# [BRIEF]
Give an exact transcription of every line, dropping the images.

— Start of INPUT FOR THIS TASK —

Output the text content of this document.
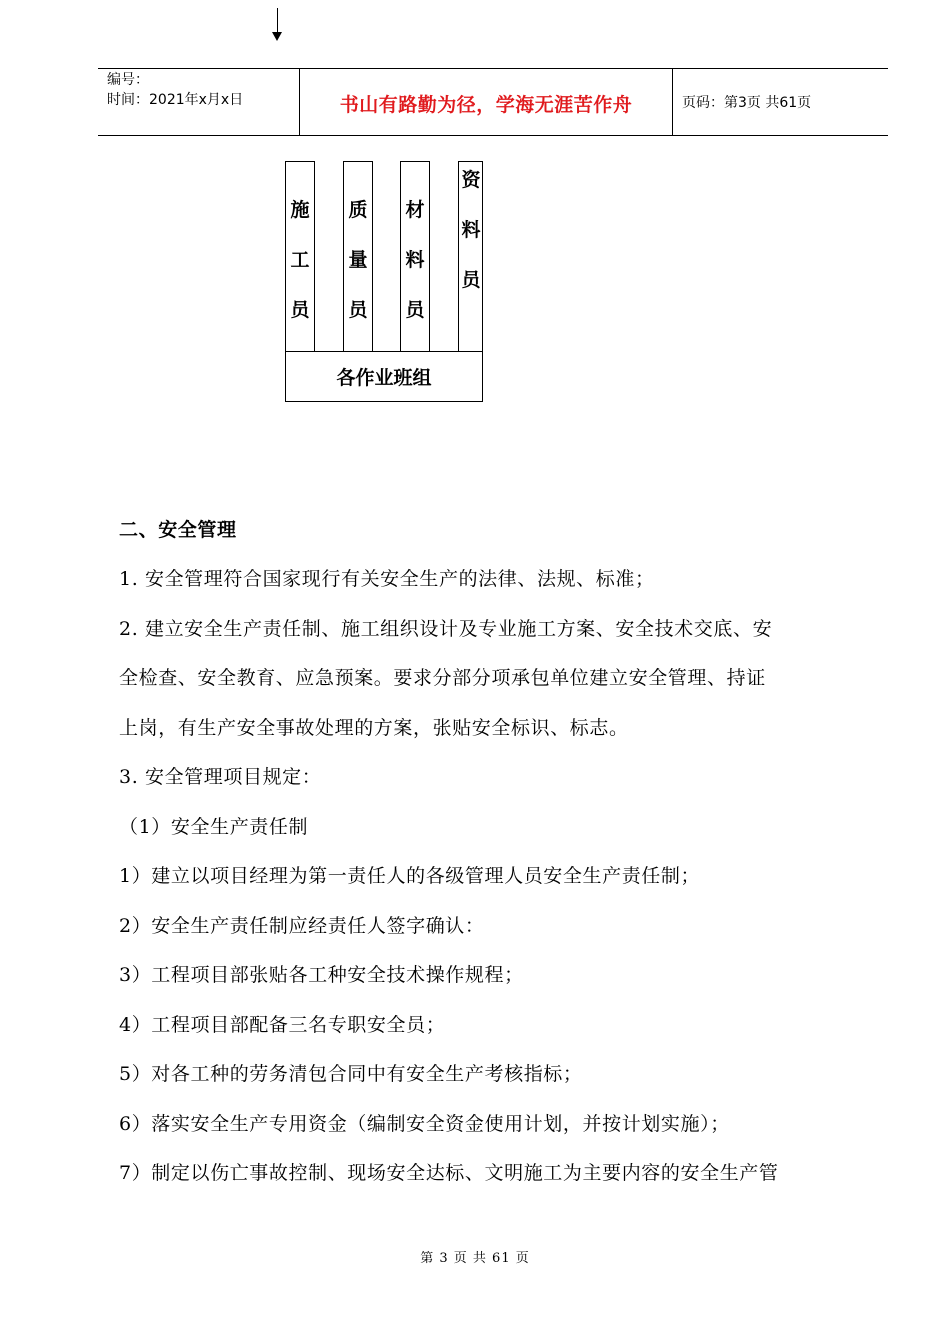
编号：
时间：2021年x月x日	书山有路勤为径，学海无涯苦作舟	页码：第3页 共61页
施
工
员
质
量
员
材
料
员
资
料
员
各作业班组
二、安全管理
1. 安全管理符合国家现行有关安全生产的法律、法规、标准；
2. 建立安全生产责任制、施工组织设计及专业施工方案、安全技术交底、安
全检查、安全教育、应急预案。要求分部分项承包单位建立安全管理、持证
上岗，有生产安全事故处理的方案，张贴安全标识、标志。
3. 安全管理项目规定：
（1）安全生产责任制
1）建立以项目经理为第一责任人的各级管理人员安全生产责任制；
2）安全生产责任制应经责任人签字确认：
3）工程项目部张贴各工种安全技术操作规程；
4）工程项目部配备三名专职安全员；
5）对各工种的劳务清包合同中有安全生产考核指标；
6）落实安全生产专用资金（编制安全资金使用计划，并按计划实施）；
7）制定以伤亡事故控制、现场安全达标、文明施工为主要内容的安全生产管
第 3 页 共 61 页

— End of INPUT FOR THIS TASK —

# [FINAL RESULT]
Output the text content of this document.
编号：
时间：2021年x月x日	书山有路勤为径，学海无涯苦作舟	页码：第3页 共61页
施
工
员
质
量
员
材
料
员
资
料
员
各作业班组
二、安全管理
1. 安全管理符合国家现行有关安全生产的法律、法规、标准；
2. 建立安全生产责任制、施工组织设计及专业施工方案、安全技术交底、安
全检查、安全教育、应急预案。要求分部分项承包单位建立安全管理、持证
上岗，有生产安全事故处理的方案，张贴安全标识、标志。
3. 安全管理项目规定：
（1）安全生产责任制
1）建立以项目经理为第一责任人的各级管理人员安全生产责任制；
2）安全生产责任制应经责任人签字确认：
3）工程项目部张贴各工种安全技术操作规程；
4）工程项目部配备三名专职安全员；
5）对各工种的劳务清包合同中有安全生产考核指标；
6）落实安全生产专用资金（编制安全资金使用计划，并按计划实施）；
7）制定以伤亡事故控制、现场安全达标、文明施工为主要内容的安全生产管
第 3 页 共 61 页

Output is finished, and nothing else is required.